-- Begin DATASET ROWS --
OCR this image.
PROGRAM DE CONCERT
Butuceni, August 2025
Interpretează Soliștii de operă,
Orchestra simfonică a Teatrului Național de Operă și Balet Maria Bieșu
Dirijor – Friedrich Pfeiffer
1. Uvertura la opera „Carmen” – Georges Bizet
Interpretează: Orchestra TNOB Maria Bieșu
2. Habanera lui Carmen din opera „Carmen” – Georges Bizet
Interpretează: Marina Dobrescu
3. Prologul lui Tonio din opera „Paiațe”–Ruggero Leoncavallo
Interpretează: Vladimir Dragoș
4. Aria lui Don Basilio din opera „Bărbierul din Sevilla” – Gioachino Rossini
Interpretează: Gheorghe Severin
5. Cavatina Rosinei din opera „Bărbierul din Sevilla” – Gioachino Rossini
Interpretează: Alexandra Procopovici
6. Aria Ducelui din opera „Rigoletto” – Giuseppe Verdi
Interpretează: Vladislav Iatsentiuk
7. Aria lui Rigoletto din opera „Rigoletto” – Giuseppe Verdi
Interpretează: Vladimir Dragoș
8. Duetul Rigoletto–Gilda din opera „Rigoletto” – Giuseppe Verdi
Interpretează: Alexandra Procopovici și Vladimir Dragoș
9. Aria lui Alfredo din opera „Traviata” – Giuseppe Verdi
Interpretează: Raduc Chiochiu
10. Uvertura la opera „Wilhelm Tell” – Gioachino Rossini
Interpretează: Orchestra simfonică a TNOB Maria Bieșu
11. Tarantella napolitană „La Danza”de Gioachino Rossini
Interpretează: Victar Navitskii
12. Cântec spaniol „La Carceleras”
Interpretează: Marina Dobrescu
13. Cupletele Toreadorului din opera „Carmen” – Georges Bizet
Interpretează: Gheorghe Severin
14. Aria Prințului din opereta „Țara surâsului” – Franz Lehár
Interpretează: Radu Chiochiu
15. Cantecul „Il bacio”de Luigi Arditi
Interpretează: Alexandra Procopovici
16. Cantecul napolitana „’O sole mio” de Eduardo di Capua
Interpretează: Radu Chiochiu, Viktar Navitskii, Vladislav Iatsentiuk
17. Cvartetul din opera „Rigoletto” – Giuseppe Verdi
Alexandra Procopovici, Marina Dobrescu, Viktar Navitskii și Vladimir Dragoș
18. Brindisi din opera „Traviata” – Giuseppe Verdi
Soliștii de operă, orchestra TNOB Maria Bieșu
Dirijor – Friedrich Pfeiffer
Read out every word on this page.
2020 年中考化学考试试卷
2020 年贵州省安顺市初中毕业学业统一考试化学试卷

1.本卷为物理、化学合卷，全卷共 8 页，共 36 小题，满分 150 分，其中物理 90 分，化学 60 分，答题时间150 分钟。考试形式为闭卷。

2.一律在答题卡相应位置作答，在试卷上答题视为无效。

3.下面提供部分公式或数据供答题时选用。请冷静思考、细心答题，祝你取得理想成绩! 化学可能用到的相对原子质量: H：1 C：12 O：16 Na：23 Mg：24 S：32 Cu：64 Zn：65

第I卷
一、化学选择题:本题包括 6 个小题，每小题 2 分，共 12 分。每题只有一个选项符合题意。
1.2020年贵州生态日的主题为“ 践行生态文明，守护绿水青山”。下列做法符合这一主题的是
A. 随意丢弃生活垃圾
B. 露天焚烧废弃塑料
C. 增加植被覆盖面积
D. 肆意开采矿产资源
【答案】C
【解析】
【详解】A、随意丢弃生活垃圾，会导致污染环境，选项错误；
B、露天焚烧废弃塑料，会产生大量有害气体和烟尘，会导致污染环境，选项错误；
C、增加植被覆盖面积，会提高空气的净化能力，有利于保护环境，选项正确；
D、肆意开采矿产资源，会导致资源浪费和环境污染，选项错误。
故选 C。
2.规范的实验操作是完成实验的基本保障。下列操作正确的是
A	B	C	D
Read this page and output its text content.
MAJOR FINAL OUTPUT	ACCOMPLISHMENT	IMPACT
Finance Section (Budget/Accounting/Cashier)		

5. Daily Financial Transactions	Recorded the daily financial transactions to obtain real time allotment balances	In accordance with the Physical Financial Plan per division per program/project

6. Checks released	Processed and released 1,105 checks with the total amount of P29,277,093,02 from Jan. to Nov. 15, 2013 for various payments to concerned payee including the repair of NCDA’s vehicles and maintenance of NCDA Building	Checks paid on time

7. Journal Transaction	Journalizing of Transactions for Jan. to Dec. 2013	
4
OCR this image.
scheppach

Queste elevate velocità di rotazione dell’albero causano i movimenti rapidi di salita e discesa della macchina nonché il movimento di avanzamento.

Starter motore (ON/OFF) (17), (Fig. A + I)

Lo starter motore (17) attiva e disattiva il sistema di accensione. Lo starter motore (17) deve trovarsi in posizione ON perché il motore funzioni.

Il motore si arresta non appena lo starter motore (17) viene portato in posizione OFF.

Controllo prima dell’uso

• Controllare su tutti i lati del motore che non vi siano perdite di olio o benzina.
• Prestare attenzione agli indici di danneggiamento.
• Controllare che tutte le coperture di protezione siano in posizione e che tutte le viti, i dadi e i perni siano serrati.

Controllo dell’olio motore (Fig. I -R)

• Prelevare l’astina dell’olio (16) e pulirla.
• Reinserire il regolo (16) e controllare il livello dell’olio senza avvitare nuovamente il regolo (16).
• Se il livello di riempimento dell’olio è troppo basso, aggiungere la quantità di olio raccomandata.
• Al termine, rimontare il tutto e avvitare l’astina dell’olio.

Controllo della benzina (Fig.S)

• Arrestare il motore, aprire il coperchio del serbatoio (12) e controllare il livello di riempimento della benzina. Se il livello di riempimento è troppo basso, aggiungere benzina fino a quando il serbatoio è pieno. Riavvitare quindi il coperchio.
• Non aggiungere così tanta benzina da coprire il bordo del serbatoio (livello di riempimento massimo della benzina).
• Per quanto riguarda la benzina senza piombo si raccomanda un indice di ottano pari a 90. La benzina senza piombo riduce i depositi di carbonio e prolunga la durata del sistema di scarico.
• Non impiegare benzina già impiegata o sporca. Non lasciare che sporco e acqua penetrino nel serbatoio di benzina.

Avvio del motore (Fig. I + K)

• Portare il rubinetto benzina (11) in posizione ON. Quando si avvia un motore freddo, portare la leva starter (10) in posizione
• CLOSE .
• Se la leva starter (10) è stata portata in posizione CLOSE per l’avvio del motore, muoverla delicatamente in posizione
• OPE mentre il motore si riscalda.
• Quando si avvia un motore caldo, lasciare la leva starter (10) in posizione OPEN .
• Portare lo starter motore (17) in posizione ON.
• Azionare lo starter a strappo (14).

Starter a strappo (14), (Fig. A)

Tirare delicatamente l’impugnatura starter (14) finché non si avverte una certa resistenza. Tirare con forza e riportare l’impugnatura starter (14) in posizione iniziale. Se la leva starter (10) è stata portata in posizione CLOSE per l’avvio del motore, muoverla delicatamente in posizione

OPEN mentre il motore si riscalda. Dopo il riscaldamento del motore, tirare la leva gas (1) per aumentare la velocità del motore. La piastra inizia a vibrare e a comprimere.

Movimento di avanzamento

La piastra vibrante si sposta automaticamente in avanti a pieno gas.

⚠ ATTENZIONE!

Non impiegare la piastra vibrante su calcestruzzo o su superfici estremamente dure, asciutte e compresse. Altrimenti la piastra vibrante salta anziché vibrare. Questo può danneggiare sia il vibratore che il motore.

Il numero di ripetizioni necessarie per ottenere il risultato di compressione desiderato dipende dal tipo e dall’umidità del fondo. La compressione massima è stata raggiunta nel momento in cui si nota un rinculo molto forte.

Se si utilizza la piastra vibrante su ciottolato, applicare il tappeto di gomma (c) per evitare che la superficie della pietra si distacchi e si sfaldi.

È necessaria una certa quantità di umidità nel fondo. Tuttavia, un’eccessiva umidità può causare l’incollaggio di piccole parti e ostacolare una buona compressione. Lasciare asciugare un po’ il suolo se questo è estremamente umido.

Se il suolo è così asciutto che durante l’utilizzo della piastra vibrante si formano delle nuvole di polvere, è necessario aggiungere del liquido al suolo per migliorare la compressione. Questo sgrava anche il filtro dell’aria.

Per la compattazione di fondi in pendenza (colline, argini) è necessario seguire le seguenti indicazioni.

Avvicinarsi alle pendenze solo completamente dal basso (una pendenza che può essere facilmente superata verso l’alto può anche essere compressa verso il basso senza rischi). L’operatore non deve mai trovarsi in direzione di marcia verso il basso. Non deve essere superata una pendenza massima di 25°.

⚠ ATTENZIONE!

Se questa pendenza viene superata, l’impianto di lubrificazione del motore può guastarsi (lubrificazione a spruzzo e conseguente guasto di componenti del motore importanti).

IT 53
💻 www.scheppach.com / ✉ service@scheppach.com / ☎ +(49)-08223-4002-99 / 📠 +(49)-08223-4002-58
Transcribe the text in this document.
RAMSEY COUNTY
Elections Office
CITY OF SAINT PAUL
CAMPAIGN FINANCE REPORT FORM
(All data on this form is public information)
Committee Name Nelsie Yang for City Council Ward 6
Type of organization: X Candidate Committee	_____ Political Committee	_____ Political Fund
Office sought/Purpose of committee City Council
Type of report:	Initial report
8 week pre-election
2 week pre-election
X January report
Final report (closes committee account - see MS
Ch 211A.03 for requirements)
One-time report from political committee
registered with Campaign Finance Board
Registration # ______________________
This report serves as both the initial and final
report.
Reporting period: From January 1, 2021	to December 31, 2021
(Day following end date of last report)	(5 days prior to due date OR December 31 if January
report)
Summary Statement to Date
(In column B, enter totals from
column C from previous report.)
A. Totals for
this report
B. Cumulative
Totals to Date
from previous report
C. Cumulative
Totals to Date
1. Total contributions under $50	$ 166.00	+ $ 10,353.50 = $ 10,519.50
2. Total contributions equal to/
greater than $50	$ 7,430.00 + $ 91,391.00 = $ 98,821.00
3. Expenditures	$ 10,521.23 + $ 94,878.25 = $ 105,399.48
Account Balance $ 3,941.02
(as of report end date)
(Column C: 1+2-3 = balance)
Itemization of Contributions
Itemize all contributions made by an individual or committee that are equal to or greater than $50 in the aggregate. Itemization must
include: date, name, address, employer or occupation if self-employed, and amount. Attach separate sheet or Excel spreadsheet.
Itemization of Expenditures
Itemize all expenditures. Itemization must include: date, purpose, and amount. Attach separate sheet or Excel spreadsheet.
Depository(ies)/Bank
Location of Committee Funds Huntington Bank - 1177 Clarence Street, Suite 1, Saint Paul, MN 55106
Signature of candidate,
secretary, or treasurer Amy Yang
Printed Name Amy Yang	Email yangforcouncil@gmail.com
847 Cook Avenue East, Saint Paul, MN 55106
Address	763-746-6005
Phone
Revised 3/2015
-- End DATASET ROWS --
▶ _EXERCISE INSTRUCTIONS_:
Find every line in the listing that holds the string "增加植被覆盖面积", then say how many there are as a bare number.

▶ _FULL RESPONSE_:
2